Source data
## begin

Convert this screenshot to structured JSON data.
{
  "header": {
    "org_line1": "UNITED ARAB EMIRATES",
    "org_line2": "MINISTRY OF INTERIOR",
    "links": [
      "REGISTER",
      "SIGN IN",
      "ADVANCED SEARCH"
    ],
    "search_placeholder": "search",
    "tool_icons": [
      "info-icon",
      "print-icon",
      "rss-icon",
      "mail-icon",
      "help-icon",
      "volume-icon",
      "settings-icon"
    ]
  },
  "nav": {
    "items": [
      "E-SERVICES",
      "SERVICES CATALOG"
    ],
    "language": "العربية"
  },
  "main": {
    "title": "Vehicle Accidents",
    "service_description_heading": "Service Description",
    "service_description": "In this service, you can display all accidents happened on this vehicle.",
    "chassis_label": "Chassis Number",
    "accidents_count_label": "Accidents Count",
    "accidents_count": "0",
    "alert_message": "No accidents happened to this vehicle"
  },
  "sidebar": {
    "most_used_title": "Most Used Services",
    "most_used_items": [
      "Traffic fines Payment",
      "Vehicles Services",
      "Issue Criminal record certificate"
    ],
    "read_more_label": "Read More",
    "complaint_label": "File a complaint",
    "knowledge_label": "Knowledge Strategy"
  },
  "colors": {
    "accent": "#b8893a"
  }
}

## end
## begin

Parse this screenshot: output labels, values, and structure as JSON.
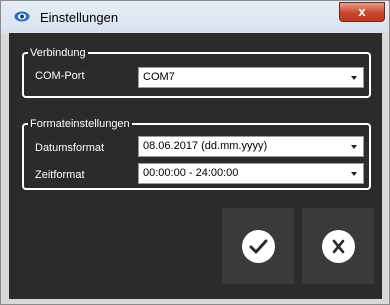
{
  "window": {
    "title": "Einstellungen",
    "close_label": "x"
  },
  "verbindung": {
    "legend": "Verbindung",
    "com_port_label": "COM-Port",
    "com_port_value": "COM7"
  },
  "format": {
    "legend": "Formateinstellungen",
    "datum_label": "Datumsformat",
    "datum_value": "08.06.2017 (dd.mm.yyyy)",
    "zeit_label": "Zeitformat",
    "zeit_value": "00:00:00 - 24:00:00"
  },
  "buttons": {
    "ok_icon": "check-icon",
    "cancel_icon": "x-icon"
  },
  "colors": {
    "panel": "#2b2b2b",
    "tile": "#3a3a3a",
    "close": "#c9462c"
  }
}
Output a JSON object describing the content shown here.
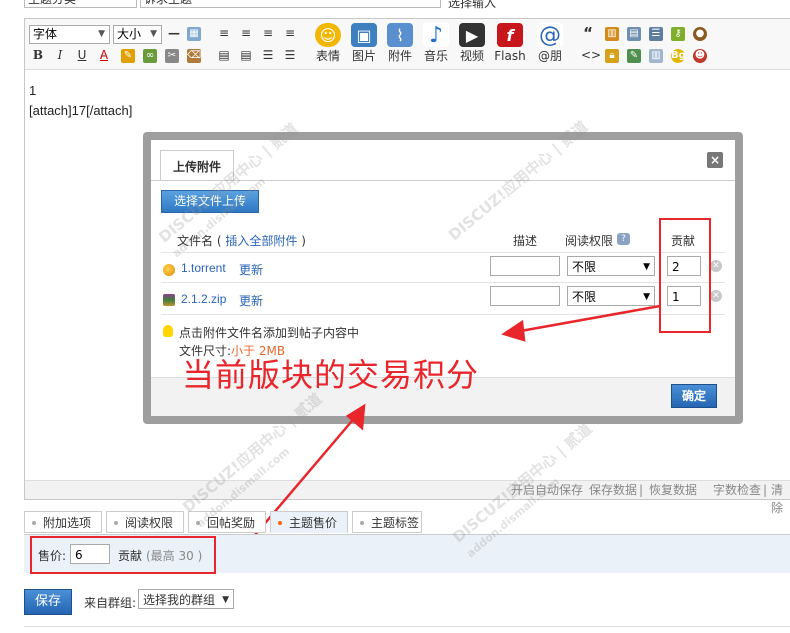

## end

Take the lines from the one holding "Parse this screenshot: output" to the one holding "Output a JSON", both lines included, and give them again exactly, with no pictures.

Task answer:
Parse this screenshot: output labels, values, and structure as JSON.
{
  "window": {
    "title": "Einstellungen",
    "close_label": "x"
  },
  "verbindung": {
    "legend": "Verbindung",
    "com_port_label": "COM-Port",
    "com_port_value": "COM7"
  },
  "format": {
    "legend": "Formateinstellungen",
    "datum_label": "Datumsformat",
    "datum_value": "08.06.2017 (dd.mm.yyyy)",
    "zeit_label": "Zeitformat",
    "zeit_value": "00:00:00 - 24:00:00"
  },
  "buttons": {
    "ok_icon": "check-icon",
    "cancel_icon": "x-icon"
  },
  "colors": {
    "panel": "#2b2b2b",
    "tile": "#3a3a3a",
    "close": "#c9462c"
  }
}
Output a JSON object describing the content shown here.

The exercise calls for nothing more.